* **Instruction**:
Do any lines in the data below contain "Máquinas"? If so, copy every one of them.

* **Material shown**:
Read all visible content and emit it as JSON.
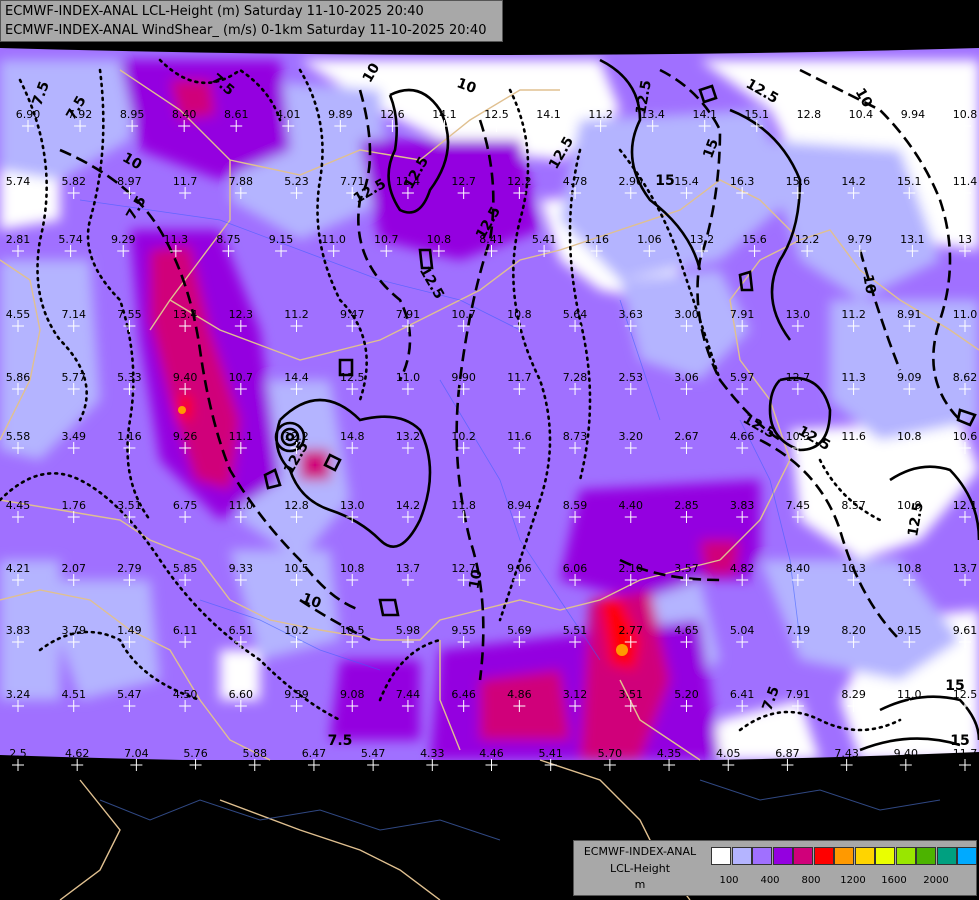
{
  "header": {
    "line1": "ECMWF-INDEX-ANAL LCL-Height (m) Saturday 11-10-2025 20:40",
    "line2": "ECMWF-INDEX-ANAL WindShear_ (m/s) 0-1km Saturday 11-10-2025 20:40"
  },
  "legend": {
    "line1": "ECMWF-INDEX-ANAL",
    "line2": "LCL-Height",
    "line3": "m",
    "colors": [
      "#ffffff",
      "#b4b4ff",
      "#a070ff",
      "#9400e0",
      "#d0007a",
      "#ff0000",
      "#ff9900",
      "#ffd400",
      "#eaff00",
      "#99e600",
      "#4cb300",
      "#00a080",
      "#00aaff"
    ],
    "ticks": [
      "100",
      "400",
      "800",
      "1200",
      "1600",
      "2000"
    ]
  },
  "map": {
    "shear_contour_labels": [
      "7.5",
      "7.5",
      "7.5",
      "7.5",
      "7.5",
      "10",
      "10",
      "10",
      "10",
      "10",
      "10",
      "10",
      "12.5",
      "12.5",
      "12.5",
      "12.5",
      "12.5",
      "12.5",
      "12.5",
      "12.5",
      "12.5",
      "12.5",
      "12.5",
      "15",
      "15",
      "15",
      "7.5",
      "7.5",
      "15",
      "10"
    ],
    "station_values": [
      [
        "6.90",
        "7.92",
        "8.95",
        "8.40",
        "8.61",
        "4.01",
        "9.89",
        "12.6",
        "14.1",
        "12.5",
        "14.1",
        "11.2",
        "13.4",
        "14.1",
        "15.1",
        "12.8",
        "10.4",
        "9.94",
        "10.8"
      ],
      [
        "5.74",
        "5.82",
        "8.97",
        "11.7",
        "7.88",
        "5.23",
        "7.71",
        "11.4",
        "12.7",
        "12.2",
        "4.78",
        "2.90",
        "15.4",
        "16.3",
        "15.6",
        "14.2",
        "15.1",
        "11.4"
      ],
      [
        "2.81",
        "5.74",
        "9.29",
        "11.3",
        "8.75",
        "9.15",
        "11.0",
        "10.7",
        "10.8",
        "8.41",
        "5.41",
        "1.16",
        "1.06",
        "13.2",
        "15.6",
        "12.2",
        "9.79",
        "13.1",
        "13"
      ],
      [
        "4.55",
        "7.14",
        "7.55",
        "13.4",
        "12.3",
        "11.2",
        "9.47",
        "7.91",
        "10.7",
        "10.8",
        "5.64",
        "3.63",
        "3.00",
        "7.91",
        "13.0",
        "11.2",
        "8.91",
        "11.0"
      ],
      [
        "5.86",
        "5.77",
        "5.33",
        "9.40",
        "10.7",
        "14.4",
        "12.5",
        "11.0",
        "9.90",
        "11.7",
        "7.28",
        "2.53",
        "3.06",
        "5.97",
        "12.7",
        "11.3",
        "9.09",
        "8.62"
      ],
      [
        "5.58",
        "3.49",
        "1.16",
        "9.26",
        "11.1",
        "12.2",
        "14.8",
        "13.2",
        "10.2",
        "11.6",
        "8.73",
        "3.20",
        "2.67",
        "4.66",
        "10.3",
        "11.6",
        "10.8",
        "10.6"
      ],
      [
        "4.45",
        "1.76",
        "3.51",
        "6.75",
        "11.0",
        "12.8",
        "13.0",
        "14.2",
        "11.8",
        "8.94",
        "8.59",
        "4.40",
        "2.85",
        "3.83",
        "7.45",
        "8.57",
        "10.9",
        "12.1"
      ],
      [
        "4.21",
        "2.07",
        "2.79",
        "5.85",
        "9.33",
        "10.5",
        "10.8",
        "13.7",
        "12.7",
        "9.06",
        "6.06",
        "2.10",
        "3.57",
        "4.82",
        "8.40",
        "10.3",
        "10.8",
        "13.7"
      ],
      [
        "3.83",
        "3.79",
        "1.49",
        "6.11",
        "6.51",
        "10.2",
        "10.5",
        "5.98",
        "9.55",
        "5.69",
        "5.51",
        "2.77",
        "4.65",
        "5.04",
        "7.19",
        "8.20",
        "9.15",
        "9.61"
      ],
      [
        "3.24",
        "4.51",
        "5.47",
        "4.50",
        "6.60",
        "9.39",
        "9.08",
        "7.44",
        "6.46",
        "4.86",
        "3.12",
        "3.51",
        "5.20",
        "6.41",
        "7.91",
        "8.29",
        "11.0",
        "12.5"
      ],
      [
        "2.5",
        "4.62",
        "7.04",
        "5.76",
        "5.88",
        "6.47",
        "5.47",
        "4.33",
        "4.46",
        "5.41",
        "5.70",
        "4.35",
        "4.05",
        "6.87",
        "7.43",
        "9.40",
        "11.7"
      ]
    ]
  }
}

---

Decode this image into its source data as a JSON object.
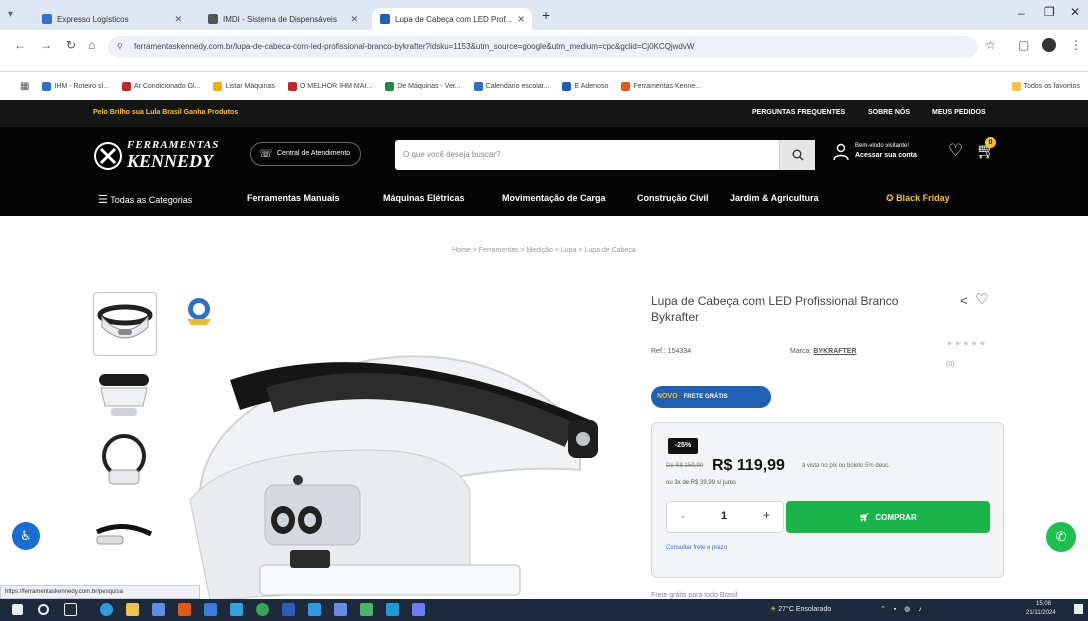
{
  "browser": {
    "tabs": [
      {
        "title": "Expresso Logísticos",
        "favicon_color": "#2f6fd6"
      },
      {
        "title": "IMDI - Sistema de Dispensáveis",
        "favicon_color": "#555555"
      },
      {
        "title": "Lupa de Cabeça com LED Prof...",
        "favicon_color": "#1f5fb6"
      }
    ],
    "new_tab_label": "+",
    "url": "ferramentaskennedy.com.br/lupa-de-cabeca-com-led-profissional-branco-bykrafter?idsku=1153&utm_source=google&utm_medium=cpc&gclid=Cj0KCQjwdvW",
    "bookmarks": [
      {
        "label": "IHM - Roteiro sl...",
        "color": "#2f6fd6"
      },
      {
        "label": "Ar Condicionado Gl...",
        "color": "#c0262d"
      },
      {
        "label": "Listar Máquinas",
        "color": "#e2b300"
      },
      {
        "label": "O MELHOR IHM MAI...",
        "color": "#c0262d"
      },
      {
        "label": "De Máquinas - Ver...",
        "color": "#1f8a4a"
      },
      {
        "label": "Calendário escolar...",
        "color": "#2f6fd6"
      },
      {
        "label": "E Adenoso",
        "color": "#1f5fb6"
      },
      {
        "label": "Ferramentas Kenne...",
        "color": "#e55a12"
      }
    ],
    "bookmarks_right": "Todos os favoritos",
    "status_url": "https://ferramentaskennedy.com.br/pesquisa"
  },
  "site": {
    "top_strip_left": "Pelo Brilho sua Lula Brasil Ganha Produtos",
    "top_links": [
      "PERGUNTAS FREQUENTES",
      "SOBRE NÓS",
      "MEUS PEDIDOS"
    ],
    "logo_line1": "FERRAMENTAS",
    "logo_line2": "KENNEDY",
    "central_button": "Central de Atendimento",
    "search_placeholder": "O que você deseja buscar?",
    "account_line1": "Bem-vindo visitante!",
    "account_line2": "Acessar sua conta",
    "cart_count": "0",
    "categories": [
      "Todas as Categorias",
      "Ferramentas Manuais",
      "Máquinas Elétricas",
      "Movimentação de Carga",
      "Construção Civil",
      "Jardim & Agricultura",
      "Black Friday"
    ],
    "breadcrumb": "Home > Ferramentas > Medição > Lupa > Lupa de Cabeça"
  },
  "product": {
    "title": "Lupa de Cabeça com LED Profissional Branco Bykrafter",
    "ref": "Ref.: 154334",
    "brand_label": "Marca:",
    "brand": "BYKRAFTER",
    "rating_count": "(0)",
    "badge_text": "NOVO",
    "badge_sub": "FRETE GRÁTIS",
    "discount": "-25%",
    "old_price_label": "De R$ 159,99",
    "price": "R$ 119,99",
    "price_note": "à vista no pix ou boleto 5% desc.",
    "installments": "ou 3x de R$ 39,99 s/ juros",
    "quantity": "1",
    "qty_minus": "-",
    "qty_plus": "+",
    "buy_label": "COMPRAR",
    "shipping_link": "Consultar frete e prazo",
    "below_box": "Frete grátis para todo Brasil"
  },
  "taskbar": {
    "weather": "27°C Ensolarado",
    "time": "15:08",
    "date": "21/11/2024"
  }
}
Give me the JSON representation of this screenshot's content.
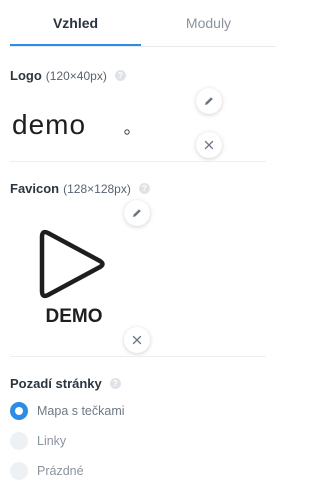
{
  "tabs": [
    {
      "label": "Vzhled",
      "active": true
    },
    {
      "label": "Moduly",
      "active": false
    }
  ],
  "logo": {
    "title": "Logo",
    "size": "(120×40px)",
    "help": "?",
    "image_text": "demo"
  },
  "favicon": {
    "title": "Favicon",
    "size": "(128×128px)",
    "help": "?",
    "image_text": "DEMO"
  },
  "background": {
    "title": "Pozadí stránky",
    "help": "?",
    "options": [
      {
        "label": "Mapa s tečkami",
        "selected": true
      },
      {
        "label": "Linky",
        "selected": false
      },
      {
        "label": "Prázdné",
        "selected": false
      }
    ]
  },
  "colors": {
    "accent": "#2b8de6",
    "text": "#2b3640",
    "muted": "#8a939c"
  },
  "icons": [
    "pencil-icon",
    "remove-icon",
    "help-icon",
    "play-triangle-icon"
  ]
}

* **The completed task**:
        "label": "Listar Máquinas",
        "label": "De Máquinas - Ver...",
      "Máquinas Elétricas",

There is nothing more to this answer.